EXPLORE THE MATERIAL:
1. List every figure that the letter on the Competition Authority ruling about consultants' fees gives for hospital admissions, stating what each one measures.
2. Pick up the letter on the Competition Authority ruling about consultants' fees and continue it from its last sentence.

PROVIDED TEXT:
---+---

Madam, - I refer to your lead report of last Monday, June 6th on the decision by the Competition Authority that the Irish Hospital Consultants Association has contravened Section 4(1) of the Competition Act 2002 in its arrangements for professional fees with health insurance providers.
Over a decade ago, there was enormous political, consumer and media pressure on the profession to end the practice of balance billing and agree a schedule of fees with VHI, which was then the only health insurer in its market.
Through the early 1990s the IHCA negotiated with VHI, and subsequently with BUPA Ireland, and reached a position whereby patients being admitted to hospital were guaranteed comprehensive insurance for all professional fees levied by consultants. Patients, or their next of kin, who were worried about their medical condition on admission to hospital did not have to worry about bills that might arise. All of the information at our disposal suggests that this arrangement was acceptable to everybody, especially patients.
However the Competition Authority has ruled that these arrangements constitute fee-fixing and militate against competition in the provision of services in the health market. There is a view that the so-called health market is not an open market like that for other services.
The provision of hospital services and the number and type of consultants appointed around the country is (quite rightly) the responsibility of the Department of Health and the Health Service Executive. Hospital consultants, as their name suggests, cannot set up shop on any high street like other professionals or service providers. They require a hospital base in which to treat patients. This they get through a public appointment or by gaining admitting rights to a private institution.
Patients will now have the opportunity to "shop around" for consultant services. How practical this suggestion is may be open to question. On any given day, 70 per cent of patients who are admitted to our public hospitals are emergencies. In an average week, 8,000 emergencies are admitted to our hospitals; 50 per cent of them are private. Somehow I cannot imagine the next of kin of a patient with severe chest pain chasing through the Golden Pages looking for quotations from cardiologists. The reality is that not only does the emergency patient not have a choice of consultant but in many instances he/she will not have a choice of hospital. The patient will be taken to whichever hospital is deemed appropriate by the ambulance crew.

---+---

GIVEN ENTRIES:
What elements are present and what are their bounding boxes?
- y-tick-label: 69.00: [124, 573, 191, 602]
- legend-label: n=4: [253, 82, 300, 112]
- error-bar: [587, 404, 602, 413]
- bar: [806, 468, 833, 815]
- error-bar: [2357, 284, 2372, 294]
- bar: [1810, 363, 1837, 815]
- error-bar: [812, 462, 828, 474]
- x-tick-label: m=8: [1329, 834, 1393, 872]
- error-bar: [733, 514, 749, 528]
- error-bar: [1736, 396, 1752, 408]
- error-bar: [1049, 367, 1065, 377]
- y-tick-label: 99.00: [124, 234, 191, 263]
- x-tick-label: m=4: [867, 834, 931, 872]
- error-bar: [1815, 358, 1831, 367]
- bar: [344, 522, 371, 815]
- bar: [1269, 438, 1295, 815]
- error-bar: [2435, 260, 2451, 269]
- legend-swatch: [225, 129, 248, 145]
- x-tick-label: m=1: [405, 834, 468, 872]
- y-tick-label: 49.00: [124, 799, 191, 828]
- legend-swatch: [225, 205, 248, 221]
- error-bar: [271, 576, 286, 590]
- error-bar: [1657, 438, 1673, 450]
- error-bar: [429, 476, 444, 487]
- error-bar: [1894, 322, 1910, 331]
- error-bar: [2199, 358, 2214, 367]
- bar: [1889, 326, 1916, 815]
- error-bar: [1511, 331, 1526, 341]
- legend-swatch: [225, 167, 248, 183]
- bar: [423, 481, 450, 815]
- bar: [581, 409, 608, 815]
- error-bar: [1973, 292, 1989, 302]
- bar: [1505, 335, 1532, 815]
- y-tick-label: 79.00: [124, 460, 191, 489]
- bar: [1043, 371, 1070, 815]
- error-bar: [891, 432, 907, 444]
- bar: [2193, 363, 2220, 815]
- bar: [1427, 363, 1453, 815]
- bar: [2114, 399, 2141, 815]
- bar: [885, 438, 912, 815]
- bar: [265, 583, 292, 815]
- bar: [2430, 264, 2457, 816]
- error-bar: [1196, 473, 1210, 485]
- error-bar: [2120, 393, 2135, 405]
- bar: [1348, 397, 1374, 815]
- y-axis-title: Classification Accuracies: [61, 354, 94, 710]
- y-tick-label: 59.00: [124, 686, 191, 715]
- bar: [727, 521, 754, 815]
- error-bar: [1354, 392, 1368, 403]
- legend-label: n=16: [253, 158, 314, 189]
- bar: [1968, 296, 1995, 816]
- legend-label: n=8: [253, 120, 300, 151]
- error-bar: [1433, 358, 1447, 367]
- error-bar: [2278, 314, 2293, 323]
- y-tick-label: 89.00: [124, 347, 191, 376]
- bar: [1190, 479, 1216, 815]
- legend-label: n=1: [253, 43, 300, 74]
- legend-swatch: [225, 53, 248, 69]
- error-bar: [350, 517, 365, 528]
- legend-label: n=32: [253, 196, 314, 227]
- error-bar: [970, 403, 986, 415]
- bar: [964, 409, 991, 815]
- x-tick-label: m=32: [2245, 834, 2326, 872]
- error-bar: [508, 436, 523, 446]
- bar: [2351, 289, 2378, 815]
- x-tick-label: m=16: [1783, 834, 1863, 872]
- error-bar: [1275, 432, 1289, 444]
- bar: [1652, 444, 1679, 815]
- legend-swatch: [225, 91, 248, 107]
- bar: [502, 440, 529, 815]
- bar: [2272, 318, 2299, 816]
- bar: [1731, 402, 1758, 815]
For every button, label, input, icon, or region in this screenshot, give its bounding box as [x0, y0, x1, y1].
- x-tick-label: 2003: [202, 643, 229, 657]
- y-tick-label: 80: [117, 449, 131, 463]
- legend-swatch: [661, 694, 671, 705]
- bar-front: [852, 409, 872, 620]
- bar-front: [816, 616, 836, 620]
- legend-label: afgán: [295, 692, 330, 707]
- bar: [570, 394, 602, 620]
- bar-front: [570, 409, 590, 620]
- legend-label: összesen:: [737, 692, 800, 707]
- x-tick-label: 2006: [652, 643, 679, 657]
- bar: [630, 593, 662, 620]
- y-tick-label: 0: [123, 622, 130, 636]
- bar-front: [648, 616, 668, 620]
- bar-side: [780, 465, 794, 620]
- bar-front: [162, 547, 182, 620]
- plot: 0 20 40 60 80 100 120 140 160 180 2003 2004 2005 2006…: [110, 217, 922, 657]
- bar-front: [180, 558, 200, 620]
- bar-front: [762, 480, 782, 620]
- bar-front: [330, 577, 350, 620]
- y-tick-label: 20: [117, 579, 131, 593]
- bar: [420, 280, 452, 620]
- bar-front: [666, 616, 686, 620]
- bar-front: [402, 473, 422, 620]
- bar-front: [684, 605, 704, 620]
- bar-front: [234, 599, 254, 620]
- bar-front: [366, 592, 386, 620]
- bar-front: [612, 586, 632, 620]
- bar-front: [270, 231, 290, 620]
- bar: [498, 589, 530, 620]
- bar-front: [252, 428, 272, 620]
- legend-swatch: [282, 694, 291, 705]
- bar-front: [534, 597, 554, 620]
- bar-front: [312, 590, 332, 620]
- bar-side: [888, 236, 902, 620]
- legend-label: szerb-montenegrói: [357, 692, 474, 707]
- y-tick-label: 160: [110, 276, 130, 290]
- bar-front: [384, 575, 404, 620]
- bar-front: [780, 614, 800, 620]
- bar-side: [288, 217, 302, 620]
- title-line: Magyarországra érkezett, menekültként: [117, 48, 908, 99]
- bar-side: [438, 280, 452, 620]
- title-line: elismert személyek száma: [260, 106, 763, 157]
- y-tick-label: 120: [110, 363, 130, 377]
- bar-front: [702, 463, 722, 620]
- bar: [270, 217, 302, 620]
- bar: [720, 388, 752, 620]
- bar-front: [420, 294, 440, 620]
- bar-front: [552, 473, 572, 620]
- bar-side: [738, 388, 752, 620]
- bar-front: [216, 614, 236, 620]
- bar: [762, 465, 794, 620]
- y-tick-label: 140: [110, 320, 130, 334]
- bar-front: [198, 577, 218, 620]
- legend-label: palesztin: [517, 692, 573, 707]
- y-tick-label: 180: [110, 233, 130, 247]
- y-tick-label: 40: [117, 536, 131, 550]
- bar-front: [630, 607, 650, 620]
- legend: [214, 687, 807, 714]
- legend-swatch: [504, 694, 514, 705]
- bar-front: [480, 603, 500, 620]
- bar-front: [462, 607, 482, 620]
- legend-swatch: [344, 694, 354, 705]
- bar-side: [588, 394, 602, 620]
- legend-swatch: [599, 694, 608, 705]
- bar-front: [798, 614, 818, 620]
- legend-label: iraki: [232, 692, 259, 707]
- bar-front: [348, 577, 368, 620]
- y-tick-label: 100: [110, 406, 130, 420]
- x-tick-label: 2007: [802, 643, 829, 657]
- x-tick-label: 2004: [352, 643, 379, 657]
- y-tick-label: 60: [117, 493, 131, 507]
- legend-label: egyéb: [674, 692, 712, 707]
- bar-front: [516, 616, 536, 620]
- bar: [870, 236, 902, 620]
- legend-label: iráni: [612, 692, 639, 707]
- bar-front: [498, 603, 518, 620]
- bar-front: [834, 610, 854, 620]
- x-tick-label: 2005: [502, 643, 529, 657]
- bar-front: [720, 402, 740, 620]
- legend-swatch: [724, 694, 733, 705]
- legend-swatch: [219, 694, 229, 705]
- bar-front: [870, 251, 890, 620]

---+---

EXERCISE ANSWERS:
1.
- 70 per cent: the share of patients admitted to public hospitals on any given day who are emergencies
- 8,000: the number of emergencies admitted to hospitals in an average week
- 50 per cent: the share of those weekly emergency admissions who are private patients

2.
In correspondence to the IHCA's solicitors on May 6th the Competition Authority stated: "The case team presented its preliminary view to the Authority that a breach of Section 4(1) of the Act has occurred. Further investigation is, however, warranted in particular with respect to the appropriate remedies prior to a formal decision being taken by the Authority."
Whatever further investigations were necessary were completed by May 30th when the Competition Authority again wrote to our Solicitors stating that "a breach of Section 4 (1) of the Act has occurred". Obviously this association has every intention of operating within the confines of the Competition Act 2002. We have therefore terminated all discussions with health insurance providers and it remains to be seen what arrangements, if any, will apply from July 1st next when the current two-year agreement between the profession and health insurers expires.
Should there be a return to balance billing, readers are asked to remember that in the interests of competition and the maximisation of service provision, the seemingly sensible arrangement which applied for over a decade is now deemed to be illegal. - Yours, etc,
FINBARR FITZPATRICK, Secretary General, Irish Hospital Consultants Association, Dublin 14.